**RECORD EXCERPTS**
* * *
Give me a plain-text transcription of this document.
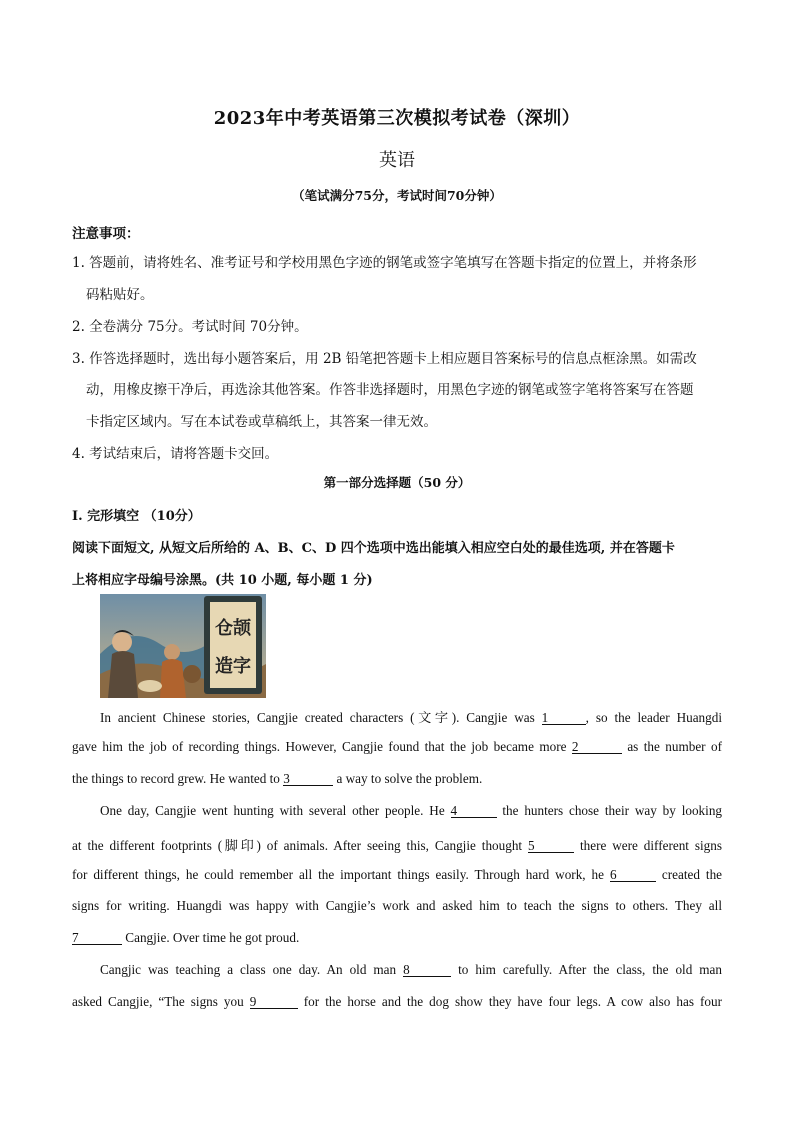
2023年中考英语第三次模拟考试卷（深圳）
英语
（笔试满分75分，考试时间70分钟）
注意事项：
1. 答题前，请将姓名、准考证号和学校用黑色字迹的钢笔或签字笔填写在答题卡指定的位置上，并将条形
码粘贴好。
2. 全卷满分 75分。考试时间 70分钟。
3. 作答选择题时，选出每小题答案后，用 2B 铅笔把答题卡上相应题目答案标号的信息点框涂黑。如需改
动，用橡皮擦干净后，再选涂其他答案。作答非选择题时，用黑色字迹的钢笔或签字笔将答案写在答题
卡指定区域内。写在本试卷或草稿纸上，其答案一律无效。
4. 考试结束后，请将答题卡交回。
第一部分选择题（50 分）
I. 完形填空 （10分）
阅读下面短文, 从短文后所给的 A、B、C、D 四个选项中选出能填入相应空白处的最佳选项, 并在答题卡
上将相应字母编号涂黑。(共 10 小题, 每小题 1 分)
仓颉
造字
In ancient Chinese stories, Cangjie created characters (文字). Cangjie was 1	, so the leader Huangdi
gave him the job of recording things. However, Cangjie found that the job became more 2	as the number of
the things to record grew. He wanted to 3	a way to solve the problem.
One day, Cangjie went hunting with several other people. He 4	the hunters chose their way by looking
at the different footprints (脚印) of animals. After seeing this, Cangjie thought 5	there were different signs
for different things, he could remember all the important things easily. Through hard work, he 6	created the
signs for writing. Huangdi was happy with Cangjie’s work and asked him to teach the signs to others. They all
7	Cangjie. Over time he got proud.
Cangjic was teaching a class one day. An old man 8	to him carefully. After the class, the old man
asked Cangjie, “The signs you 9	for the horse and the dog show they have four legs. A cow also has four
* * *
**WHAT IS BEING ASKED**
Note each line of the entries that has "Cangjie" in it, and copy those lines.

**REPLY**
In ancient Chinese stories, Cangjie created characters (文字). Cangjie was 1	, so the leader Huangdi
gave him the job of recording things. However, Cangjie found that the job became more 2	as the number of
One day, Cangjie went hunting with several other people. He 4	the hunters chose their way by looking
at the different footprints (脚印) of animals. After seeing this, Cangjie thought 5	there were different signs
signs for writing. Huangdi was happy with Cangjie’s work and asked him to teach the signs to others. They all
7	Cangjie. Over time he got proud.
asked Cangjie, “The signs you 9	for the horse and the dog show they have four legs. A cow also has four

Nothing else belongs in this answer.